From the collapseRows documentation, copy out word for word everything from "The function is" down to "inferred where possible.".

## DOCUMENT PASSAGE
-- Opening Marker --

This function collapses the rows of a numeric matrix from one set of variables into a less specific set. For example, it will take as input expression data with rows as probes and output expression data with rows as genes, collapsing all probes for a given gene into one set of expression values.

Usage

collapseRows(datET, symbolVector, probeVector, method = max, connectivityPower=NULL)

Arguments

datET
Matrix (or data frame) of numeric values (typically expression data) where rows are probes and columns are samples.
symbolVector
A character vector of gene symbols which correspond to the probes in "probeVector"
probeVector
A character vector of probes. This should include all the probes from rownames(datET), but can include other probes.
method
Must be a function that takes a vector of numbers as input and outputs a single number (ie, min, max, mean, median). For genes with 2 probes (also 3+ if connectivityPower=NULL), this is the method used for collapsing values for multiple probes into a sin
connectivityPower
If a value is inputted, genes with 3+ corresponding probes will be collapsed such that values corresponding to the probe with the highest connectivity (unsigned adjacency raised to a power of connectivityPower) will be used. Value must be a number > 0.

Value

  • The output is an expression matrix with the same columns as datET, but with rows corresponding to genes rather than probes.

Details

The function is robust to missing data, in that NAs are only outputted if expression values for ALL probes for a given gene are missing. Also, if probe names are missing, they are inferred where possible.

-- Closing Marker --

## INFORMATION
-- Opening Marker --

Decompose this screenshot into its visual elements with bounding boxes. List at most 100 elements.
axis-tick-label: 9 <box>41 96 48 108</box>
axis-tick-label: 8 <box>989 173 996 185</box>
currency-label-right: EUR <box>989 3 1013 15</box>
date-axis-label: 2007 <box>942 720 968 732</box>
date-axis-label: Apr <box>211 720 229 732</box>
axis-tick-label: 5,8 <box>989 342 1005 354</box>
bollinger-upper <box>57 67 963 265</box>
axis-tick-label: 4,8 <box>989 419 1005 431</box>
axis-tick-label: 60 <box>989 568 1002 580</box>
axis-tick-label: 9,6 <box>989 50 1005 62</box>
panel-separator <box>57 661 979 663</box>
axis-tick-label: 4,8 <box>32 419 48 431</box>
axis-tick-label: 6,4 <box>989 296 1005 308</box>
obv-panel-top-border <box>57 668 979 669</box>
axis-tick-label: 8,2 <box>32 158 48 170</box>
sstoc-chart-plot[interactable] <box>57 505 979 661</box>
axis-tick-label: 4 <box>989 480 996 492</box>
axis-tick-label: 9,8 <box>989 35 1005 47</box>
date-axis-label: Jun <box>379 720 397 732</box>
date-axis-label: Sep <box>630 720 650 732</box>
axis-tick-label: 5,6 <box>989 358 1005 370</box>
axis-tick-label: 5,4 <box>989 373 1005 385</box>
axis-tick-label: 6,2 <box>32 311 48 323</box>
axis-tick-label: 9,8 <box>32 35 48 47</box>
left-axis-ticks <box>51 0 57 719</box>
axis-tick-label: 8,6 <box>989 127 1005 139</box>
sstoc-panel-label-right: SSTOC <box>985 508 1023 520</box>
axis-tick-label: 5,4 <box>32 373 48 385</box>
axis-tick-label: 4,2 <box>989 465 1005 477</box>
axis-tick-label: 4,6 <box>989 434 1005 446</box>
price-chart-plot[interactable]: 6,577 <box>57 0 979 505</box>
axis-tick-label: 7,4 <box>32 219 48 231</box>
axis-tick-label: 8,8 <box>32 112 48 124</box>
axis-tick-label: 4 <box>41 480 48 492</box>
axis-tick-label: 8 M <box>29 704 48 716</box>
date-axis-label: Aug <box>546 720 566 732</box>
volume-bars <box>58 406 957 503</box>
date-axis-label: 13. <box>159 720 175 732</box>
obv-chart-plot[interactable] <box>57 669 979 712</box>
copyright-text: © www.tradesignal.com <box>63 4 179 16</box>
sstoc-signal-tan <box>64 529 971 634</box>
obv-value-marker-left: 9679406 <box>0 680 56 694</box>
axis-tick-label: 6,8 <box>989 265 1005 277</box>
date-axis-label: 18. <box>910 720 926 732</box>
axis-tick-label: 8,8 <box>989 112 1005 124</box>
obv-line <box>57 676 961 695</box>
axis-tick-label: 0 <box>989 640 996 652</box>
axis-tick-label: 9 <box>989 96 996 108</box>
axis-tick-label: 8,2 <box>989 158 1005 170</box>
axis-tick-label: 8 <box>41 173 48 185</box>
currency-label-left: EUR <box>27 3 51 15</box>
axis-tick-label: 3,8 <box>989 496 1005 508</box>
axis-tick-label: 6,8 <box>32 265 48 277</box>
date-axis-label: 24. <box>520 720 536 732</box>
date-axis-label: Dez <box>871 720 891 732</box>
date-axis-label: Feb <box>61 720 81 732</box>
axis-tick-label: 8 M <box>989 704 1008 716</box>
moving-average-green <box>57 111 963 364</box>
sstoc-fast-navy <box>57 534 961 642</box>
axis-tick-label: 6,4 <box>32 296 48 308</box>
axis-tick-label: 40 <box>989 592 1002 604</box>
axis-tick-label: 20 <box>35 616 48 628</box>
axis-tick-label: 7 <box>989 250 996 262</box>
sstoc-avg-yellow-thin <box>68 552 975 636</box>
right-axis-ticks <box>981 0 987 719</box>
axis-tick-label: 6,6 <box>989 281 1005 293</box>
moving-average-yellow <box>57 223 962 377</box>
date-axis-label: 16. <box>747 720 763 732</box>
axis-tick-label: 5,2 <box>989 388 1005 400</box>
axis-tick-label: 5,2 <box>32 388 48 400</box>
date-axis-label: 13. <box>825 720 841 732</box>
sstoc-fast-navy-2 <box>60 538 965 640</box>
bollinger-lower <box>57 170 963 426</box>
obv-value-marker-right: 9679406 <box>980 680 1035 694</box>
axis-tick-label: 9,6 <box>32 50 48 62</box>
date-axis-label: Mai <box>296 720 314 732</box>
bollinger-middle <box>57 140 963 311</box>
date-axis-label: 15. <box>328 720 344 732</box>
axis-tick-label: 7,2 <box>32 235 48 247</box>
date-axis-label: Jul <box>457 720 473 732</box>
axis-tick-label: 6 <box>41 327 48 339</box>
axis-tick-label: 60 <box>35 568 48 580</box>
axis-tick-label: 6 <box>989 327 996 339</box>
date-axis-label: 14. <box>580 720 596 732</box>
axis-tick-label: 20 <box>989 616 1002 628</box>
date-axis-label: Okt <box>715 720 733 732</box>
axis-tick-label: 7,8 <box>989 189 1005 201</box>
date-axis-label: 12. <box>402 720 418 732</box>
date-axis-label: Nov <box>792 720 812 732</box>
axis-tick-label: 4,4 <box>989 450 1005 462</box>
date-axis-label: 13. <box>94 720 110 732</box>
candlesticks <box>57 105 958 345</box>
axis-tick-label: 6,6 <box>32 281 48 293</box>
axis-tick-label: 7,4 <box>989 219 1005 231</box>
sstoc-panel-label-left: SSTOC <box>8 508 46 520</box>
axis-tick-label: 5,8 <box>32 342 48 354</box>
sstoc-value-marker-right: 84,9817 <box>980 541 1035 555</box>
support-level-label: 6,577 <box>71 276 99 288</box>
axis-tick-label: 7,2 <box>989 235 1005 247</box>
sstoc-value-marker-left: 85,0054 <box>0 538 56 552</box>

-- Closing Marker --

## EXPECTED ANSWER
The function is robust to missing data, in that NAs are only outputted if expression values for ALL probes for a given gene are missing. Also, if probe names are missing, they are inferred where possible.